▶ GIVEN TASK
Return a copy of every line in the records that includes the word "University".

--- start SUPPLIED MATERIAL ---

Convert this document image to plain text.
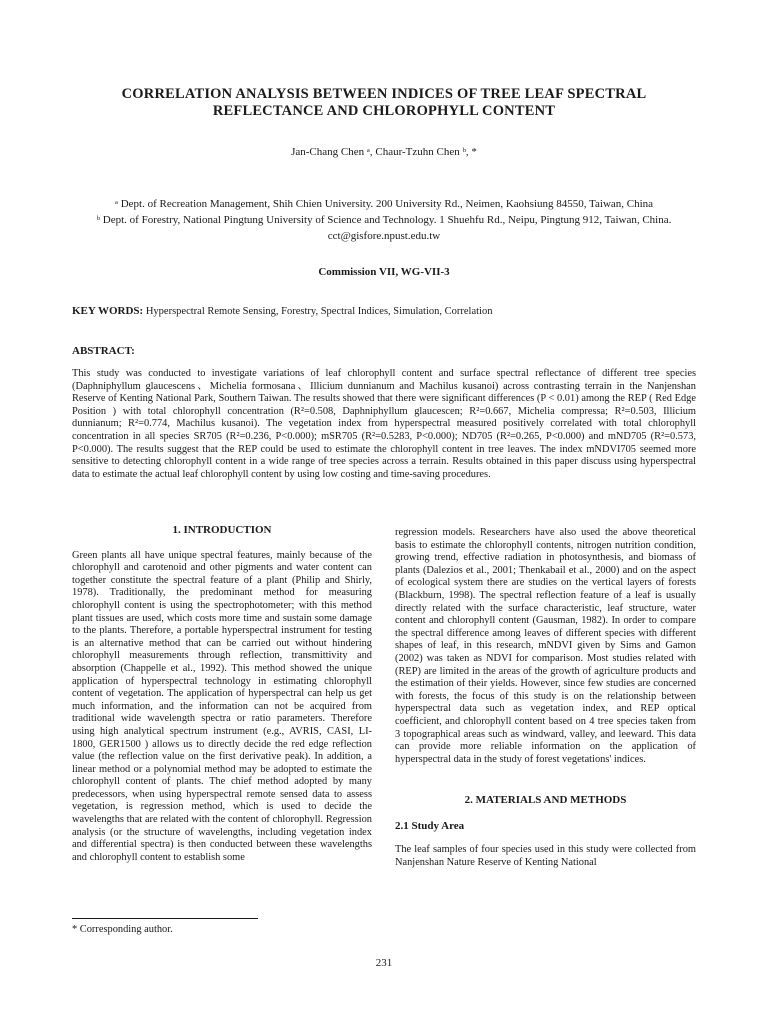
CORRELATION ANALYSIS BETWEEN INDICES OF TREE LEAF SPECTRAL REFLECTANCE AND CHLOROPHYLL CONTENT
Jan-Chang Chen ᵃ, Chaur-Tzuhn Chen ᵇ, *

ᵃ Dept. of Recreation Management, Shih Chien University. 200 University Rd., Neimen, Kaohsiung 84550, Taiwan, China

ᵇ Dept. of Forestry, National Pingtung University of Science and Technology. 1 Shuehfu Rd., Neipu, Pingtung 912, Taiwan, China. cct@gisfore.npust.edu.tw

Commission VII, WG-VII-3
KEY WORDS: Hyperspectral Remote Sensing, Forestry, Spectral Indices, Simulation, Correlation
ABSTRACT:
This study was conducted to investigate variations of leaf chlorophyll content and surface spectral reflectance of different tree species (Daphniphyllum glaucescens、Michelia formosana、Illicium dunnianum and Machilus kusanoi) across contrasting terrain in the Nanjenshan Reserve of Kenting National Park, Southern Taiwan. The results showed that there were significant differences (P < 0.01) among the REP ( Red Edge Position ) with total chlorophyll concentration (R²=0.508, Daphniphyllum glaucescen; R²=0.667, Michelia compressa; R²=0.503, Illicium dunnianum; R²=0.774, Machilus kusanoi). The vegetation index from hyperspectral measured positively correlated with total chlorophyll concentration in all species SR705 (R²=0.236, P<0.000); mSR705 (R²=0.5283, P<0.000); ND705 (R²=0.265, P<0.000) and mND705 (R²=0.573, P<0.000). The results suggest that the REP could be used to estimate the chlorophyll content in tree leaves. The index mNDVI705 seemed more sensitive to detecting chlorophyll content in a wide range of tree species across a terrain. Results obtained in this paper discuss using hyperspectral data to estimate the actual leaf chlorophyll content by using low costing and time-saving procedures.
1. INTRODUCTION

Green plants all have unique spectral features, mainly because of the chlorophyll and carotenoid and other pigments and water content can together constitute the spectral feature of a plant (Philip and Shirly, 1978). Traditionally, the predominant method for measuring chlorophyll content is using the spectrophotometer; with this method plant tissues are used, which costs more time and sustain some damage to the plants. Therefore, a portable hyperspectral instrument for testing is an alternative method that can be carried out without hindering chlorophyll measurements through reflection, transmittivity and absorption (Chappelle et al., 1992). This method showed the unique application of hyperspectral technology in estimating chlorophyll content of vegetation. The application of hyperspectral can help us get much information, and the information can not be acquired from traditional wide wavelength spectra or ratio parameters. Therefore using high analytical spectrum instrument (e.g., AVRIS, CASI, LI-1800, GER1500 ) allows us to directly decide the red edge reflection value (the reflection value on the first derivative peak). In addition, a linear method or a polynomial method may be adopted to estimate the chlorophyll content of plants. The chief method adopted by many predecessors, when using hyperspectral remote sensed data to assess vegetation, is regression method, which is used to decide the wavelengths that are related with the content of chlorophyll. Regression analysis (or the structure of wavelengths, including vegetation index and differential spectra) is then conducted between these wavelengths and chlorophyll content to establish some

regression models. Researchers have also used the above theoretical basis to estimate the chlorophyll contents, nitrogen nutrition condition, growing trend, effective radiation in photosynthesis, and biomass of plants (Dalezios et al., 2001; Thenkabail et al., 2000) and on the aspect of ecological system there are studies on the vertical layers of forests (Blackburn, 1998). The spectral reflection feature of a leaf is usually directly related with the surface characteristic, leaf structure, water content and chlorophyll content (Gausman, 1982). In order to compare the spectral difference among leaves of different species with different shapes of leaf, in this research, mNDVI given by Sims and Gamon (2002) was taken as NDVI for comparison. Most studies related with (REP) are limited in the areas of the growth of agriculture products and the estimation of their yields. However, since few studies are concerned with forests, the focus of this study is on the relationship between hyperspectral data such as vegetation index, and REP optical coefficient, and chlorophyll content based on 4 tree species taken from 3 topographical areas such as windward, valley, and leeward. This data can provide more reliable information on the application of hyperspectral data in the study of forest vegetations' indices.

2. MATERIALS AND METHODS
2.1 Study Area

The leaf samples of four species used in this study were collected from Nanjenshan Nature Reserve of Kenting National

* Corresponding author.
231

--- end SUPPLIED MATERIAL ---
--- start SUPPLIED MATERIAL ---

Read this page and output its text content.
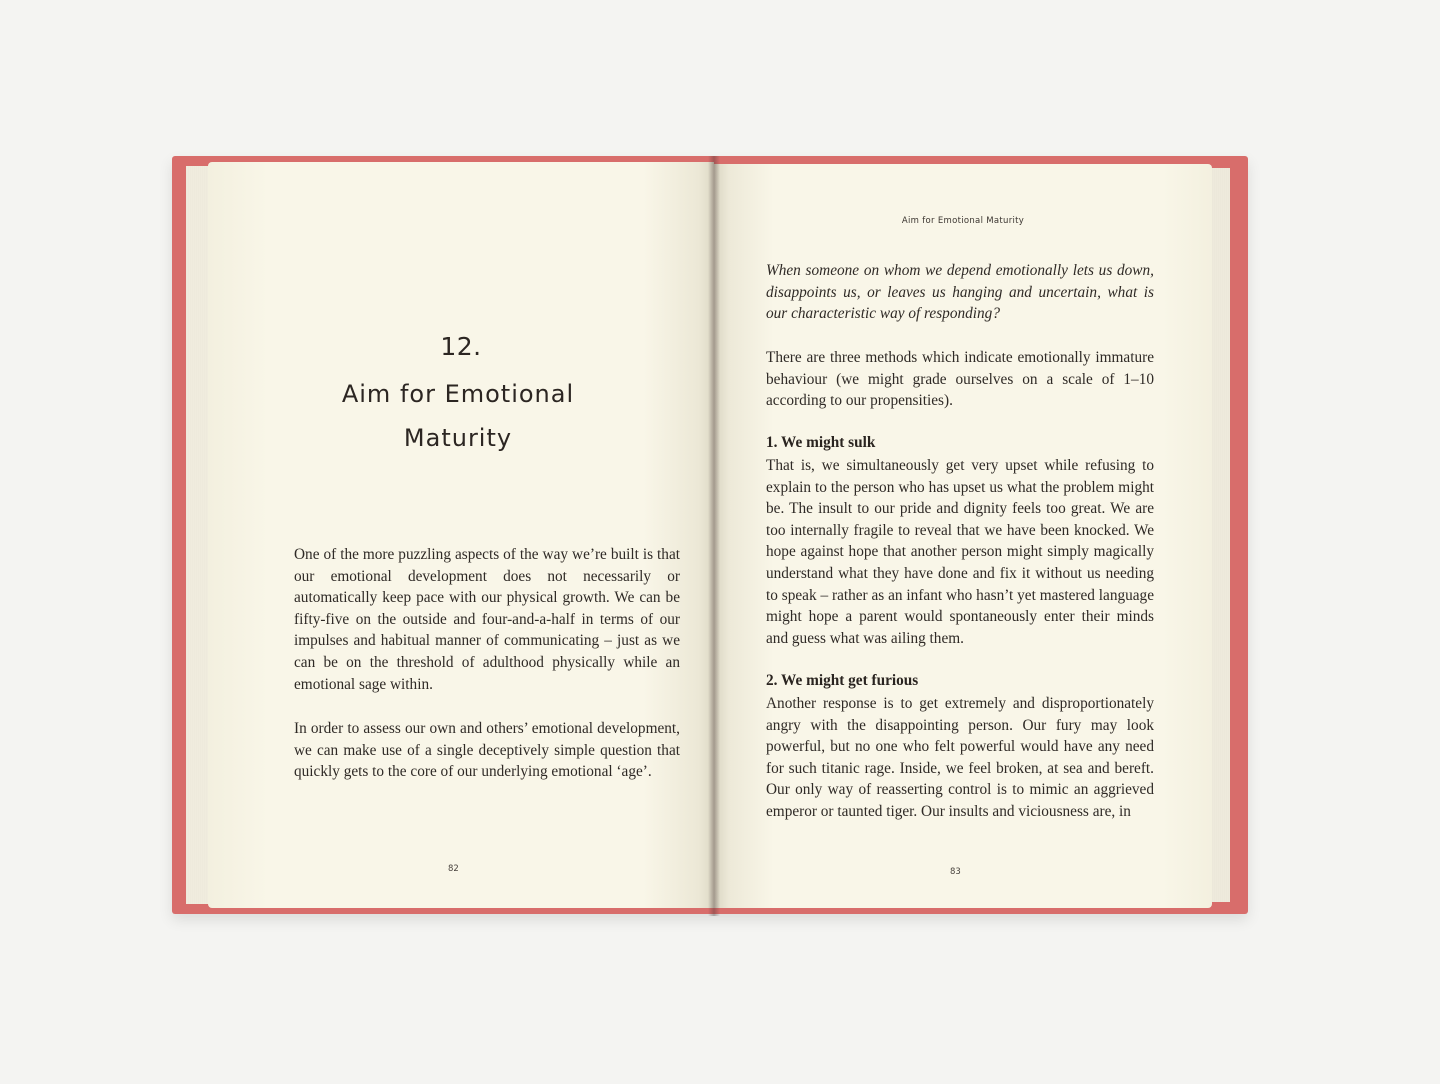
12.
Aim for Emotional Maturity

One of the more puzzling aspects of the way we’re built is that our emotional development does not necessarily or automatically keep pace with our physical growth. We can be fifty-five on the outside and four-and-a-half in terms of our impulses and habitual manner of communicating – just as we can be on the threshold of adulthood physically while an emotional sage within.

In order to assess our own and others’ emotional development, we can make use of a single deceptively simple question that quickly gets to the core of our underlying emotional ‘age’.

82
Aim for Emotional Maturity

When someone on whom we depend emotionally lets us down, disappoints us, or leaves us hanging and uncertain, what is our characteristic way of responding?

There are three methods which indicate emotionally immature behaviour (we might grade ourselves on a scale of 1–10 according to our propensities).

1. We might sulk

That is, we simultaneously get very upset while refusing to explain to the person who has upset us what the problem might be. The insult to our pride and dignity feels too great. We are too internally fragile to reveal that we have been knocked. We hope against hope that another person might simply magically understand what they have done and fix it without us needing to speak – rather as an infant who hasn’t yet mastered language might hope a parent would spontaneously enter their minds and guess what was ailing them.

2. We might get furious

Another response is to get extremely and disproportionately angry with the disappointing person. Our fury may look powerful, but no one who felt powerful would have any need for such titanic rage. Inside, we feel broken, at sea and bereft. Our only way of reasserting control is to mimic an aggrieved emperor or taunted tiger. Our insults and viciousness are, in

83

--- end SUPPLIED MATERIAL ---
--- start SUPPLIED MATERIAL ---

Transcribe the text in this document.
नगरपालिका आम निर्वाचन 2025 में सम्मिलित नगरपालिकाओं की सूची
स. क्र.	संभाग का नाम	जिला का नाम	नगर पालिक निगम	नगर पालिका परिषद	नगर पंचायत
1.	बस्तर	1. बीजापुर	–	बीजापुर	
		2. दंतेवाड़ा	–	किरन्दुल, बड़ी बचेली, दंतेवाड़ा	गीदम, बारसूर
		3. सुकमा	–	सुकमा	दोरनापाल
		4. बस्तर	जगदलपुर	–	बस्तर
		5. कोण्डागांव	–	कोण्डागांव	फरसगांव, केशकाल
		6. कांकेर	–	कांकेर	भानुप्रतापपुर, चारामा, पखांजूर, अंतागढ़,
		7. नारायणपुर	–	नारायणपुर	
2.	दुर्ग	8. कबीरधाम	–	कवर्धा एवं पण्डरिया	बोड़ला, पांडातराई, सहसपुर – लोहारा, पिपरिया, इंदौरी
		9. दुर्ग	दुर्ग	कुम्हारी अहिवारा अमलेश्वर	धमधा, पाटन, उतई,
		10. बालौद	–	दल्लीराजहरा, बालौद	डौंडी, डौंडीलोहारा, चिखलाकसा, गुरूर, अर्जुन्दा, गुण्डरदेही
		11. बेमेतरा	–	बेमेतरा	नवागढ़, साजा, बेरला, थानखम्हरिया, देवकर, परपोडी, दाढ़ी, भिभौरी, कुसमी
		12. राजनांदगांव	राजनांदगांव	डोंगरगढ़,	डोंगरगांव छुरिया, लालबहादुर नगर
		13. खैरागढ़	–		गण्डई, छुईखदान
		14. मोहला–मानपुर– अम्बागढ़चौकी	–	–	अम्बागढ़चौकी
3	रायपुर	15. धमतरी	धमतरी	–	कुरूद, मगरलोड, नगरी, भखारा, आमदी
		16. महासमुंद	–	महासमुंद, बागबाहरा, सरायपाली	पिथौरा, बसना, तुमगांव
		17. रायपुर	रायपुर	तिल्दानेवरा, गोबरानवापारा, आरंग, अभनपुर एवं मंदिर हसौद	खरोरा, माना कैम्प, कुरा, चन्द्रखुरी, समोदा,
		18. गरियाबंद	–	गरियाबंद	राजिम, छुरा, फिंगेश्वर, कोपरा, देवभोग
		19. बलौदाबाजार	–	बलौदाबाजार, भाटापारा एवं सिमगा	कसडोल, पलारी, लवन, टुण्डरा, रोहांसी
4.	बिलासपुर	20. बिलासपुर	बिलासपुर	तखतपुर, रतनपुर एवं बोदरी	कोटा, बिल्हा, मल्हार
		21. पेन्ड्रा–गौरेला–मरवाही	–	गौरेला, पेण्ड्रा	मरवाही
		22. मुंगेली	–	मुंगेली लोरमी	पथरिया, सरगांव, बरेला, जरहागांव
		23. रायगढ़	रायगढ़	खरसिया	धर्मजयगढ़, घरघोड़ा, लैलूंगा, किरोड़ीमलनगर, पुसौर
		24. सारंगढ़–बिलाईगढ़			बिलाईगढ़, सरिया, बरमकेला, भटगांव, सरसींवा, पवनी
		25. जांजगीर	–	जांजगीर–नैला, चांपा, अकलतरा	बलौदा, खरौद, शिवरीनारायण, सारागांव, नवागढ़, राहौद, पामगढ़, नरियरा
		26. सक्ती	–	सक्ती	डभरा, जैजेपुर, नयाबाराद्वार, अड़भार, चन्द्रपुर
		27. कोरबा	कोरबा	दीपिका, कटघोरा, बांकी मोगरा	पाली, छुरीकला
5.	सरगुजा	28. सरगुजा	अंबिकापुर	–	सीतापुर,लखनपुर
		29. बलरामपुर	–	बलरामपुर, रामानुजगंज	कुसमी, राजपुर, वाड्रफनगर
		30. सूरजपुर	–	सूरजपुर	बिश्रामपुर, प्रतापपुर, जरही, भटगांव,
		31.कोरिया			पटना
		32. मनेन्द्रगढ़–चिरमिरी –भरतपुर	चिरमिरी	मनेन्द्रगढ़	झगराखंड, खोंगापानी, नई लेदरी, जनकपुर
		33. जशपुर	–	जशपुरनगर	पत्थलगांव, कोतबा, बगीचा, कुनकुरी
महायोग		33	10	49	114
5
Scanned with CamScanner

--- end SUPPLIED MATERIAL ---

▶ EXERCISE SOLUTION
ᵃ Dept. of Recreation Management, Shih Chien University. 200 University Rd., Neimen, Kaohsiung 84550, Taiwan, China
ᵇ Dept. of Forestry, National Pingtung University of Science and Technology. 1 Shuehfu Rd., Neipu, Pingtung 912, Taiwan, China. cct@gisfore.npust.edu.tw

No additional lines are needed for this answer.